#### [TASK DESCRIPTION]
Transcribe the records in full, keeping every character as it is.

#### [MATERIAL TO PROCESS]
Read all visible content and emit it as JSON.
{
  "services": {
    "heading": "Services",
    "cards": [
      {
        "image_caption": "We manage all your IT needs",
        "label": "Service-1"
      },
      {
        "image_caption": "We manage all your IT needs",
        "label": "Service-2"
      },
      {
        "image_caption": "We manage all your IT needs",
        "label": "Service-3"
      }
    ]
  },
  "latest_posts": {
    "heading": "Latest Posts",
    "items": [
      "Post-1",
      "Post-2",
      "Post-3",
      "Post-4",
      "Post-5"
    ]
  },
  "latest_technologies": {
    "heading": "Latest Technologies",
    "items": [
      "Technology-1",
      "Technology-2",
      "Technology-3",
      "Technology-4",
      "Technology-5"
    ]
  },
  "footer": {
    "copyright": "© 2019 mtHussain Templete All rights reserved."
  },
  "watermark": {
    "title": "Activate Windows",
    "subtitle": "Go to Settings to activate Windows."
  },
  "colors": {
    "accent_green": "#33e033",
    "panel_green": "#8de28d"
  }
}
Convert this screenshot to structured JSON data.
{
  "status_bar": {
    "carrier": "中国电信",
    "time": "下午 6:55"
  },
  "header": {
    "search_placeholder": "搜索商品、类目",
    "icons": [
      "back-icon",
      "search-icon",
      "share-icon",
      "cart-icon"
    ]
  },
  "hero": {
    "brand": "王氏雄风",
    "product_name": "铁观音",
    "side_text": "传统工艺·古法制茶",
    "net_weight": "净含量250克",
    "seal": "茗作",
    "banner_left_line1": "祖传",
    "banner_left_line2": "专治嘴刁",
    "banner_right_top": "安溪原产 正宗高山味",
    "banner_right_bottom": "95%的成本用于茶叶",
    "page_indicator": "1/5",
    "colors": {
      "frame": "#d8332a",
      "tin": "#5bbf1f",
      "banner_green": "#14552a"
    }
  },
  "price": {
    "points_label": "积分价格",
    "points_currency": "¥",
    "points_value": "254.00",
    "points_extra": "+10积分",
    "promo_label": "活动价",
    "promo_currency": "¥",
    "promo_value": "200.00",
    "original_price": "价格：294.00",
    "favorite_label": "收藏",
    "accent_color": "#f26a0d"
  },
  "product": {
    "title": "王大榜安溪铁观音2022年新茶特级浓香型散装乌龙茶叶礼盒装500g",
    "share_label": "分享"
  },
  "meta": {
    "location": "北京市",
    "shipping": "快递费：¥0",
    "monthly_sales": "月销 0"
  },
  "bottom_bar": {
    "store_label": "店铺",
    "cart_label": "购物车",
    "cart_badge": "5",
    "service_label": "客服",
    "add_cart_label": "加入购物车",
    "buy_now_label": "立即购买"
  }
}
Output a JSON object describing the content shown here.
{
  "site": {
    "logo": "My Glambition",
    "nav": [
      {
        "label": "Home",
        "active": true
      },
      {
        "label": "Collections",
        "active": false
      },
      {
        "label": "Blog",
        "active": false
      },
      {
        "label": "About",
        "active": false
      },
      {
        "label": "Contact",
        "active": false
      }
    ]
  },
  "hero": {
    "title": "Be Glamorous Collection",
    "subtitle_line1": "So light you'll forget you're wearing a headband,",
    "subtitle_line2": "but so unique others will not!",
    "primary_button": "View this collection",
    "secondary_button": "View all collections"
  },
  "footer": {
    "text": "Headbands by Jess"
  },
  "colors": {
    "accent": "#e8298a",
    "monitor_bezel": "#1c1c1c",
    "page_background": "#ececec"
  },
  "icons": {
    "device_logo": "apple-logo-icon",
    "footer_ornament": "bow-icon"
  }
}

#### [WRITTEN RESPONSE]
Read all visible content and emit it as JSON.
{
  "services": {
    "heading": "Services",
    "cards": [
      {
        "image_caption": "We manage all your IT needs",
        "label": "Service-1"
      },
      {
        "image_caption": "We manage all your IT needs",
        "label": "Service-2"
      },
      {
        "image_caption": "We manage all your IT needs",
        "label": "Service-3"
      }
    ]
  },
  "latest_posts": {
    "heading": "Latest Posts",
    "items": [
      "Post-1",
      "Post-2",
      "Post-3",
      "Post-4",
      "Post-5"
    ]
  },
  "latest_technologies": {
    "heading": "Latest Technologies",
    "items": [
      "Technology-1",
      "Technology-2",
      "Technology-3",
      "Technology-4",
      "Technology-5"
    ]
  },
  "footer": {
    "copyright": "© 2019 mtHussain Templete All rights reserved."
  },
  "watermark": {
    "title": "Activate Windows",
    "subtitle": "Go to Settings to activate Windows."
  },
  "colors": {
    "accent_green": "#33e033",
    "panel_green": "#8de28d"
  }
}
Convert this screenshot to structured JSON data.
{
  "status_bar": {
    "carrier": "中国电信",
    "time": "下午 6:55"
  },
  "header": {
    "search_placeholder": "搜索商品、类目",
    "icons": [
      "back-icon",
      "search-icon",
      "share-icon",
      "cart-icon"
    ]
  },
  "hero": {
    "brand": "王氏雄风",
    "product_name": "铁观音",
    "side_text": "传统工艺·古法制茶",
    "net_weight": "净含量250克",
    "seal": "茗作",
    "banner_left_line1": "祖传",
    "banner_left_line2": "专治嘴刁",
    "banner_right_top": "安溪原产 正宗高山味",
    "banner_right_bottom": "95%的成本用于茶叶",
    "page_indicator": "1/5",
    "colors": {
      "frame": "#d8332a",
      "tin": "#5bbf1f",
      "banner_green": "#14552a"
    }
  },
  "price": {
    "points_label": "积分价格",
    "points_currency": "¥",
    "points_value": "254.00",
    "points_extra": "+10积分",
    "promo_label": "活动价",
    "promo_currency": "¥",
    "promo_value": "200.00",
    "original_price": "价格：294.00",
    "favorite_label": "收藏",
    "accent_color": "#f26a0d"
  },
  "product": {
    "title": "王大榜安溪铁观音2022年新茶特级浓香型散装乌龙茶叶礼盒装500g",
    "share_label": "分享"
  },
  "meta": {
    "location": "北京市",
    "shipping": "快递费：¥0",
    "monthly_sales": "月销 0"
  },
  "bottom_bar": {
    "store_label": "店铺",
    "cart_label": "购物车",
    "cart_badge": "5",
    "service_label": "客服",
    "add_cart_label": "加入购物车",
    "buy_now_label": "立即购买"
  }
}
Output a JSON object describing the content shown here.
{
  "site": {
    "logo": "My Glambition",
    "nav": [
      {
        "label": "Home",
        "active": true
      },
      {
        "label": "Collections",
        "active": false
      },
      {
        "label": "Blog",
        "active": false
      },
      {
        "label": "About",
        "active": false
      },
      {
        "label": "Contact",
        "active": false
      }
    ]
  },
  "hero": {
    "title": "Be Glamorous Collection",
    "subtitle_line1": "So light you'll forget you're wearing a headband,",
    "subtitle_line2": "but so unique others will not!",
    "primary_button": "View this collection",
    "secondary_button": "View all collections"
  },
  "footer": {
    "text": "Headbands by Jess"
  },
  "colors": {
    "accent": "#e8298a",
    "monitor_bezel": "#1c1c1c",
    "page_background": "#ececec"
  },
  "icons": {
    "device_logo": "apple-logo-icon",
    "footer_ornament": "bow-icon"
  }
}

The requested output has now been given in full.